[Entries from a dataset]
■ ■ ■ ■ ■ ■ ■

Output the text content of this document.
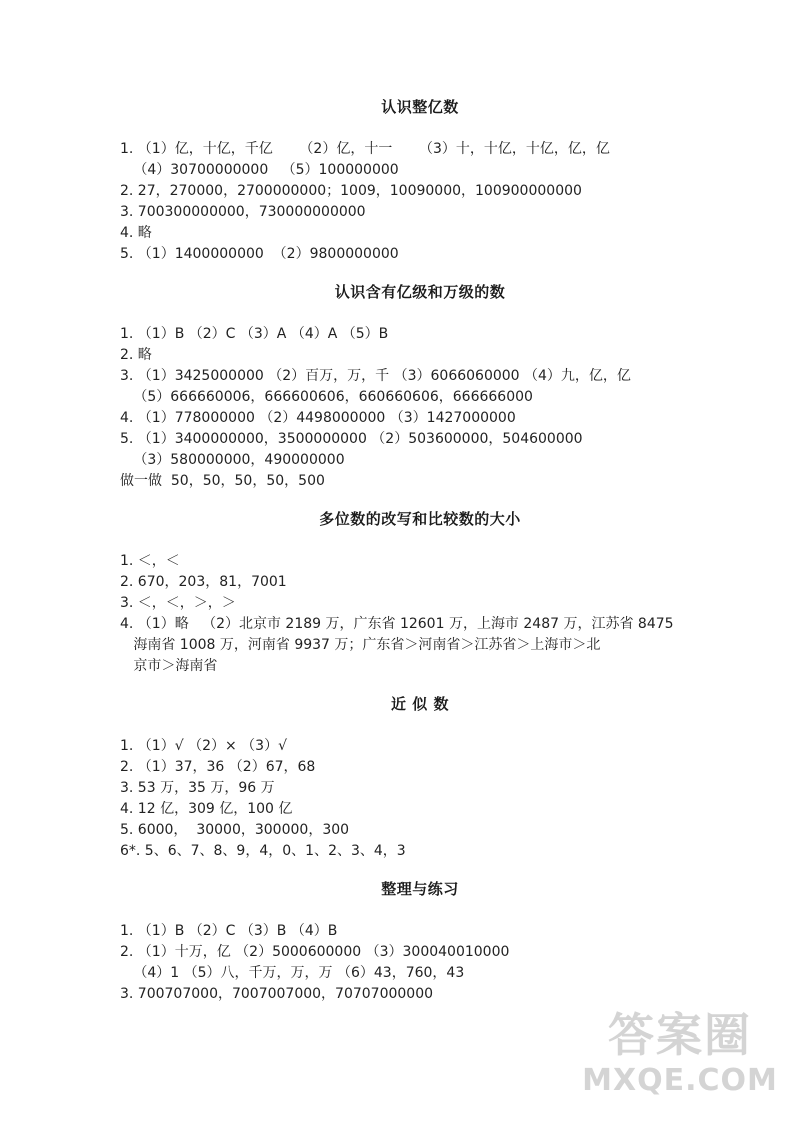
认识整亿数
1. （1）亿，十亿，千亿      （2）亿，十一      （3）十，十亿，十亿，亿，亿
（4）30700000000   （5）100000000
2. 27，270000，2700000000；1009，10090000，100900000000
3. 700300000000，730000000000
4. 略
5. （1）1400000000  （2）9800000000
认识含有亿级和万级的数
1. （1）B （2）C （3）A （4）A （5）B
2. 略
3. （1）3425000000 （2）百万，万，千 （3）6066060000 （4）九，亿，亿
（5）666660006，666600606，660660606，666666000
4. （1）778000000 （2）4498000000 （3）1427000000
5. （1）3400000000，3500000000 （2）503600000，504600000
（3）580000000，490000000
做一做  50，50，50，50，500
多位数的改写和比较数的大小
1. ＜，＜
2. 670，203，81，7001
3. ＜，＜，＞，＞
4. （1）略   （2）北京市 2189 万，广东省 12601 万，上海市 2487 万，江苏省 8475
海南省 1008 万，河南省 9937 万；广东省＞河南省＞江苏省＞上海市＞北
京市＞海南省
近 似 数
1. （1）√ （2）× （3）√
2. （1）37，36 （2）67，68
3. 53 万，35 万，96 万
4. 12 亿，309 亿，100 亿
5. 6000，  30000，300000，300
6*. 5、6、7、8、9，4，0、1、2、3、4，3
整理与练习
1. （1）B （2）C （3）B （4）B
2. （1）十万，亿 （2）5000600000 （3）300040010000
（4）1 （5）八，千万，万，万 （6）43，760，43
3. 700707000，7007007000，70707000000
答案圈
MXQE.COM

■ ■ ■ ■ ■ ■ ■

Pictures are to be left out; the records above must be repeated word for word.

:: Task output ::
Output the text content of this document.
认识整亿数
1. （1）亿，十亿，千亿      （2）亿，十一      （3）十，十亿，十亿，亿，亿
（4）30700000000   （5）100000000
2. 27，270000，2700000000；1009，10090000，100900000000
3. 700300000000，730000000000
4. 略
5. （1）1400000000  （2）9800000000
认识含有亿级和万级的数
1. （1）B （2）C （3）A （4）A （5）B
2. 略
3. （1）3425000000 （2）百万，万，千 （3）6066060000 （4）九，亿，亿
（5）666660006，666600606，660660606，666666000
4. （1）778000000 （2）4498000000 （3）1427000000
5. （1）3400000000，3500000000 （2）503600000，504600000
（3）580000000，490000000
做一做  50，50，50，50，500
多位数的改写和比较数的大小
1. ＜，＜
2. 670，203，81，7001
3. ＜，＜，＞，＞
4. （1）略   （2）北京市 2189 万，广东省 12601 万，上海市 2487 万，江苏省 8475
海南省 1008 万，河南省 9937 万；广东省＞河南省＞江苏省＞上海市＞北
京市＞海南省
近 似 数
1. （1）√ （2）× （3）√
2. （1）37，36 （2）67，68
3. 53 万，35 万，96 万
4. 12 亿，309 亿，100 亿
5. 6000，  30000，300000，300
6*. 5、6、7、8、9，4，0、1、2、3、4，3
整理与练习
1. （1）B （2）C （3）B （4）B
2. （1）十万，亿 （2）5000600000 （3）300040010000
（4）1 （5）八，千万，万，万 （6）43，760，43
3. 700707000，7007007000，70707000000
答案圈
MXQE.COM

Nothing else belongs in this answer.